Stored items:
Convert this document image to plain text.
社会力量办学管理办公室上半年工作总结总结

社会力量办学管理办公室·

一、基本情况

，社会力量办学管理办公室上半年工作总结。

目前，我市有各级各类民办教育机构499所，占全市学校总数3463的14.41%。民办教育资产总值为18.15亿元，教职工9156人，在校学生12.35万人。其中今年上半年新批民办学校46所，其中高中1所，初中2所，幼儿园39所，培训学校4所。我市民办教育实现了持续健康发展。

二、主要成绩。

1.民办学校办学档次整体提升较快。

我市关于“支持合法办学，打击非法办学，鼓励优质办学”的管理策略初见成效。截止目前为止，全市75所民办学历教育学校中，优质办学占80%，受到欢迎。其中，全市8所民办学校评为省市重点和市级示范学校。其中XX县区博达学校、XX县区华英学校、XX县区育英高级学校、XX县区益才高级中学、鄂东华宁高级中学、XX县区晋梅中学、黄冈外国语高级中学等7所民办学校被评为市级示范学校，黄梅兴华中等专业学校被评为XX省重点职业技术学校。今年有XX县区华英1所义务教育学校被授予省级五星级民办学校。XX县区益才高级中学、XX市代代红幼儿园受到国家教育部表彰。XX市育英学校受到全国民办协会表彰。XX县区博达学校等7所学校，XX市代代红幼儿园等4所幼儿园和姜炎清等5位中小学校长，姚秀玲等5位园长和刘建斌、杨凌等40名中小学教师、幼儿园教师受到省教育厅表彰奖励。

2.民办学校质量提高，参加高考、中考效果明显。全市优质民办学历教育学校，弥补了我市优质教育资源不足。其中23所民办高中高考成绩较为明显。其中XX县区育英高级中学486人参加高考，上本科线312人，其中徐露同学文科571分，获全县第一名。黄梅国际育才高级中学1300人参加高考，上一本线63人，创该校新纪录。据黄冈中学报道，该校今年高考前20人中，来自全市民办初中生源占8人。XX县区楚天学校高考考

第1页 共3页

→ YOUR INSTRUCTIONS
Please copy out each record, character for character.

→ RESPONSE TO THE EXERCISE
Convert this document image to plain text.
社会力量办学管理办公室上半年工作总结总结

社会力量办学管理办公室·

一、基本情况

，社会力量办学管理办公室上半年工作总结。

目前，我市有各级各类民办教育机构499所，占全市学校总数3463的14.41%。民办教育资产总值为18.15亿元，教职工9156人，在校学生12.35万人。其中今年上半年新批民办学校46所，其中高中1所，初中2所，幼儿园39所，培训学校4所。我市民办教育实现了持续健康发展。

二、主要成绩。

1.民办学校办学档次整体提升较快。

我市关于“支持合法办学，打击非法办学，鼓励优质办学”的管理策略初见成效。截止目前为止，全市75所民办学历教育学校中，优质办学占80%，受到欢迎。其中，全市8所民办学校评为省市重点和市级示范学校。其中XX县区博达学校、XX县区华英学校、XX县区育英高级学校、XX县区益才高级中学、鄂东华宁高级中学、XX县区晋梅中学、黄冈外国语高级中学等7所民办学校被评为市级示范学校，黄梅兴华中等专业学校被评为XX省重点职业技术学校。今年有XX县区华英1所义务教育学校被授予省级五星级民办学校。XX县区益才高级中学、XX市代代红幼儿园受到国家教育部表彰。XX市育英学校受到全国民办协会表彰。XX县区博达学校等7所学校，XX市代代红幼儿园等4所幼儿园和姜炎清等5位中小学校长，姚秀玲等5位园长和刘建斌、杨凌等40名中小学教师、幼儿园教师受到省教育厅表彰奖励。

2.民办学校质量提高，参加高考、中考效果明显。全市优质民办学历教育学校，弥补了我市优质教育资源不足。其中23所民办高中高考成绩较为明显。其中XX县区育英高级中学486人参加高考，上本科线312人，其中徐露同学文科571分，获全县第一名。黄梅国际育才高级中学1300人参加高考，上一本线63人，创该校新纪录。据黄冈中学报道，该校今年高考前20人中，来自全市民办初中生源占8人。XX县区楚天学校高考考

第1页 共3页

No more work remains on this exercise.